Exercise brief: Transcribe the listing below word for word, changing nothing.

◇ ◇ ◇ ◇

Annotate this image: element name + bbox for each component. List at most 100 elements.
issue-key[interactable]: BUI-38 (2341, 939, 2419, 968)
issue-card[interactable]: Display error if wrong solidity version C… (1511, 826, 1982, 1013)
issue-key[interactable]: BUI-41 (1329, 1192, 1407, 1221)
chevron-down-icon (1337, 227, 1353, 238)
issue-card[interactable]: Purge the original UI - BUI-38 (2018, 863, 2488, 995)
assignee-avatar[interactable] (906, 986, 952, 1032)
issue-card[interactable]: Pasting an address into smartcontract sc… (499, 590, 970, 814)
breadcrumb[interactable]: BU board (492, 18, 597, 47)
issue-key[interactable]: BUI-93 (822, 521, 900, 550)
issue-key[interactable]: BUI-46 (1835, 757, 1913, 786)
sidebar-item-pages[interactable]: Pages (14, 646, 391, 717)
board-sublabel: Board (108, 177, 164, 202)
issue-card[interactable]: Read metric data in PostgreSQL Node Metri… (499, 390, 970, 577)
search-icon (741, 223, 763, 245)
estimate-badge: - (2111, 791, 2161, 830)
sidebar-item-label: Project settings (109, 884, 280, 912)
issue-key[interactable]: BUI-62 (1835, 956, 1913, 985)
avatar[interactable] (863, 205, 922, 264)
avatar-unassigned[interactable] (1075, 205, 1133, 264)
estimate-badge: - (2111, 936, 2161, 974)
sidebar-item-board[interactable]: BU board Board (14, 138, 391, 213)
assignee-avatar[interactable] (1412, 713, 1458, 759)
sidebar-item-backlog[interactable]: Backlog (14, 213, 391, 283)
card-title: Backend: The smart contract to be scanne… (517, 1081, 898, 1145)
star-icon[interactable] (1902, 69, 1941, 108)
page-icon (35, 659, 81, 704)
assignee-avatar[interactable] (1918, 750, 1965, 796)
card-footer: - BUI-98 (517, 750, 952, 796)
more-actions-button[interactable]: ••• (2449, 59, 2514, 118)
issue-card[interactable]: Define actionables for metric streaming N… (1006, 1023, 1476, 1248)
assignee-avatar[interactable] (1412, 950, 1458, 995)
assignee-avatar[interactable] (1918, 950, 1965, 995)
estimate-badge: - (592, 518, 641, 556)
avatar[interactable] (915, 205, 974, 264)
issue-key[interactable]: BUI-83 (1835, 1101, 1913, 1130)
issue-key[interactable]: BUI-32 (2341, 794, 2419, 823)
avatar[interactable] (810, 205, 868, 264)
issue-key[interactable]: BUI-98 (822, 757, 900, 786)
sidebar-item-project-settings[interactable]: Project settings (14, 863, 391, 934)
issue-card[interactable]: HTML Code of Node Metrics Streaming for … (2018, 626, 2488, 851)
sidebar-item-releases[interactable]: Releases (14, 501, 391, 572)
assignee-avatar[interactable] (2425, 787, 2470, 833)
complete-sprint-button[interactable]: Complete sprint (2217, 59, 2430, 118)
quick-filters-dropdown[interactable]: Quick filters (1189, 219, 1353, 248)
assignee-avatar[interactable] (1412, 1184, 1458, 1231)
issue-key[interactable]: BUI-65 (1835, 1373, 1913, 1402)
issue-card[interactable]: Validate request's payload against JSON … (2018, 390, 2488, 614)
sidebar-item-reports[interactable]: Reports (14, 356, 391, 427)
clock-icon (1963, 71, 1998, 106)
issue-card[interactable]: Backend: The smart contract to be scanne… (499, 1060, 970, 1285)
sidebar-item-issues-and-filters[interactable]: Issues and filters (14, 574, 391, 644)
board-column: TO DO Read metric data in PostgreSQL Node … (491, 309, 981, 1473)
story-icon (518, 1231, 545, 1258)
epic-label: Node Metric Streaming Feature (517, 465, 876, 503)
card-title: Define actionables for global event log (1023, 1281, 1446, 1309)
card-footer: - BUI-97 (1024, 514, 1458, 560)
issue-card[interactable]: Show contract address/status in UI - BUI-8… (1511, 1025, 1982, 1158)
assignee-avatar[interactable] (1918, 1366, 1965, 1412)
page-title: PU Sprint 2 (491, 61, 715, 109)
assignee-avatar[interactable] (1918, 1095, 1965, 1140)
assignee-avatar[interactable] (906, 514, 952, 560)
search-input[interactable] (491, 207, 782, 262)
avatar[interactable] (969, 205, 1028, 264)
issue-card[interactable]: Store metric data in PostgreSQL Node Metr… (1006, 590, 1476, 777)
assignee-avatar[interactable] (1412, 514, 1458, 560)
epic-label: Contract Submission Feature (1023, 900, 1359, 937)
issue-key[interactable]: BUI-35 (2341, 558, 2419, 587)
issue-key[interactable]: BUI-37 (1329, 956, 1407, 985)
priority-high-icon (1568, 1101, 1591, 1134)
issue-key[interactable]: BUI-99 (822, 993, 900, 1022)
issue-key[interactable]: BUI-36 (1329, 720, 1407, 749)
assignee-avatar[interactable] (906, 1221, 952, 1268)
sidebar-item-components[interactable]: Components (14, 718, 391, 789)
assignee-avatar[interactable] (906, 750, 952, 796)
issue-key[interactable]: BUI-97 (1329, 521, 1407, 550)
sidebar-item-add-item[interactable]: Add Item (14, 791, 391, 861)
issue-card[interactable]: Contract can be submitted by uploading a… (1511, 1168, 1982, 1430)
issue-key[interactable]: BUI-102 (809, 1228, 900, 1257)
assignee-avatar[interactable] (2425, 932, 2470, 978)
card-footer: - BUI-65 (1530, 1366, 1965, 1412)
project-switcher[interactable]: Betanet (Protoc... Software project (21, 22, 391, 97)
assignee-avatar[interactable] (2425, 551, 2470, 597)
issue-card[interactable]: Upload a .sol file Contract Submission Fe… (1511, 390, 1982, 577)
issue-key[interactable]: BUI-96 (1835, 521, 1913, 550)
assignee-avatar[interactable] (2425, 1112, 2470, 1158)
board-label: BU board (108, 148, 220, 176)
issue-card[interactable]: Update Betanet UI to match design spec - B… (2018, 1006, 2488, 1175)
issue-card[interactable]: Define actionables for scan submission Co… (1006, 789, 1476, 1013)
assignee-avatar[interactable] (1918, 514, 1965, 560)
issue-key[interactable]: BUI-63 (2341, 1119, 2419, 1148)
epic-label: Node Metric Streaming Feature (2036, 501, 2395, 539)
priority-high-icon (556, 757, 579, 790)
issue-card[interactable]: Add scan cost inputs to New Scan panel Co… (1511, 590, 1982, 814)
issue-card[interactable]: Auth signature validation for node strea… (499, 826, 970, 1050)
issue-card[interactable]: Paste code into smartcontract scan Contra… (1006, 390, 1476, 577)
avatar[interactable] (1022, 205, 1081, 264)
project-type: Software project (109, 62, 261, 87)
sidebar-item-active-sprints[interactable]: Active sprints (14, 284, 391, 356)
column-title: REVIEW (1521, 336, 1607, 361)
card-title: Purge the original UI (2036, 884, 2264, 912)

◇ ◇ ◇ ◇

Finished exercise:
Annotate this image: element name + bbox for each component. List at most 100 elements.
issue-key[interactable]: BUI-38 (2341, 939, 2419, 968)
issue-card[interactable]: Display error if wrong solidity version C… (1511, 826, 1982, 1013)
issue-key[interactable]: BUI-41 (1329, 1192, 1407, 1221)
chevron-down-icon (1337, 227, 1353, 238)
issue-card[interactable]: Purge the original UI - BUI-38 (2018, 863, 2488, 995)
assignee-avatar[interactable] (906, 986, 952, 1032)
issue-card[interactable]: Pasting an address into smartcontract sc… (499, 590, 970, 814)
breadcrumb[interactable]: BU board (492, 18, 597, 47)
issue-key[interactable]: BUI-93 (822, 521, 900, 550)
issue-key[interactable]: BUI-46 (1835, 757, 1913, 786)
sidebar-item-pages[interactable]: Pages (14, 646, 391, 717)
board-sublabel: Board (108, 177, 164, 202)
issue-card[interactable]: Read metric data in PostgreSQL Node Metri… (499, 390, 970, 577)
search-icon (741, 223, 763, 245)
estimate-badge: - (2111, 791, 2161, 830)
sidebar-item-label: Project settings (109, 884, 280, 912)
issue-key[interactable]: BUI-62 (1835, 956, 1913, 985)
avatar[interactable] (863, 205, 922, 264)
avatar-unassigned[interactable] (1075, 205, 1133, 264)
estimate-badge: - (2111, 936, 2161, 974)
sidebar-item-board[interactable]: BU board Board (14, 138, 391, 213)
assignee-avatar[interactable] (1412, 713, 1458, 759)
sidebar-item-backlog[interactable]: Backlog (14, 213, 391, 283)
card-title: Backend: The smart contract to be scanne… (517, 1081, 898, 1145)
star-icon[interactable] (1902, 69, 1941, 108)
page-icon (35, 659, 81, 704)
assignee-avatar[interactable] (1918, 750, 1965, 796)
card-footer: - BUI-98 (517, 750, 952, 796)
more-actions-button[interactable]: ••• (2449, 59, 2514, 118)
issue-card[interactable]: Define actionables for metric streaming N… (1006, 1023, 1476, 1248)
assignee-avatar[interactable] (1412, 950, 1458, 995)
assignee-avatar[interactable] (1918, 950, 1965, 995)
estimate-badge: - (592, 518, 641, 556)
avatar[interactable] (915, 205, 974, 264)
issue-key[interactable]: BUI-83 (1835, 1101, 1913, 1130)
issue-key[interactable]: BUI-32 (2341, 794, 2419, 823)
avatar[interactable] (810, 205, 868, 264)
issue-key[interactable]: BUI-98 (822, 757, 900, 786)
sidebar-item-project-settings[interactable]: Project settings (14, 863, 391, 934)
issue-card[interactable]: HTML Code of Node Metrics Streaming for … (2018, 626, 2488, 851)
sidebar-item-releases[interactable]: Releases (14, 501, 391, 572)
assignee-avatar[interactable] (2425, 787, 2470, 833)
complete-sprint-button[interactable]: Complete sprint (2217, 59, 2430, 118)
quick-filters-dropdown[interactable]: Quick filters (1189, 219, 1353, 248)
assignee-avatar[interactable] (1412, 1184, 1458, 1231)
issue-key[interactable]: BUI-65 (1835, 1373, 1913, 1402)
issue-card[interactable]: Validate request's payload against JSON … (2018, 390, 2488, 614)
sidebar-item-reports[interactable]: Reports (14, 356, 391, 427)
clock-icon (1963, 71, 1998, 106)
issue-card[interactable]: Backend: The smart contract to be scanne… (499, 1060, 970, 1285)
sidebar-item-issues-and-filters[interactable]: Issues and filters (14, 574, 391, 644)
board-column: TO DO Read metric data in PostgreSQL Node … (491, 309, 981, 1473)
story-icon (518, 1231, 545, 1258)
epic-label: Node Metric Streaming Feature (517, 465, 876, 503)
card-title: Define actionables for global event log (1023, 1281, 1446, 1309)
card-footer: - BUI-97 (1024, 514, 1458, 560)
issue-card[interactable]: Show contract address/status in UI - BUI-8… (1511, 1025, 1982, 1158)
assignee-avatar[interactable] (1918, 1366, 1965, 1412)
page-title: PU Sprint 2 (491, 61, 715, 109)
assignee-avatar[interactable] (1918, 1095, 1965, 1140)
assignee-avatar[interactable] (906, 514, 952, 560)
search-input[interactable] (491, 207, 782, 262)
avatar[interactable] (969, 205, 1028, 264)
issue-card[interactable]: Store metric data in PostgreSQL Node Metr… (1006, 590, 1476, 777)
assignee-avatar[interactable] (1412, 514, 1458, 560)
epic-label: Contract Submission Feature (1023, 900, 1359, 937)
issue-key[interactable]: BUI-35 (2341, 558, 2419, 587)
issue-key[interactable]: BUI-37 (1329, 956, 1407, 985)
priority-high-icon (1568, 1101, 1591, 1134)
issue-key[interactable]: BUI-99 (822, 993, 900, 1022)
issue-key[interactable]: BUI-36 (1329, 720, 1407, 749)
assignee-avatar[interactable] (906, 1221, 952, 1268)
sidebar-item-components[interactable]: Components (14, 718, 391, 789)
assignee-avatar[interactable] (906, 750, 952, 796)
issue-key[interactable]: BUI-97 (1329, 521, 1407, 550)
sidebar-item-add-item[interactable]: Add Item (14, 791, 391, 861)
issue-card[interactable]: Contract can be submitted by uploading a… (1511, 1168, 1982, 1430)
issue-key[interactable]: BUI-102 (809, 1228, 900, 1257)
assignee-avatar[interactable] (2425, 932, 2470, 978)
card-footer: - BUI-65 (1530, 1366, 1965, 1412)
project-switcher[interactable]: Betanet (Protoc... Software project (21, 22, 391, 97)
assignee-avatar[interactable] (2425, 551, 2470, 597)
issue-card[interactable]: Upload a .sol file Contract Submission Fe… (1511, 390, 1982, 577)
issue-key[interactable]: BUI-96 (1835, 521, 1913, 550)
assignee-avatar[interactable] (2425, 1112, 2470, 1158)
board-label: BU board (108, 148, 220, 176)
issue-card[interactable]: Update Betanet UI to match design spec - B… (2018, 1006, 2488, 1175)
issue-card[interactable]: Define actionables for scan submission Co… (1006, 789, 1476, 1013)
assignee-avatar[interactable] (1918, 514, 1965, 560)
issue-key[interactable]: BUI-63 (2341, 1119, 2419, 1148)
epic-label: Node Metric Streaming Feature (2036, 501, 2395, 539)
priority-high-icon (556, 757, 579, 790)
issue-card[interactable]: Add scan cost inputs to New Scan panel Co… (1511, 590, 1982, 814)
issue-card[interactable]: Auth signature validation for node strea… (499, 826, 970, 1050)
issue-card[interactable]: Paste code into smartcontract scan Contra… (1006, 390, 1476, 577)
avatar[interactable] (1022, 205, 1081, 264)
project-type: Software project (109, 62, 261, 87)
sidebar-item-active-sprints[interactable]: Active sprints (14, 284, 391, 356)
column-title: REVIEW (1521, 336, 1607, 361)
card-title: Purge the original UI (2036, 884, 2264, 912)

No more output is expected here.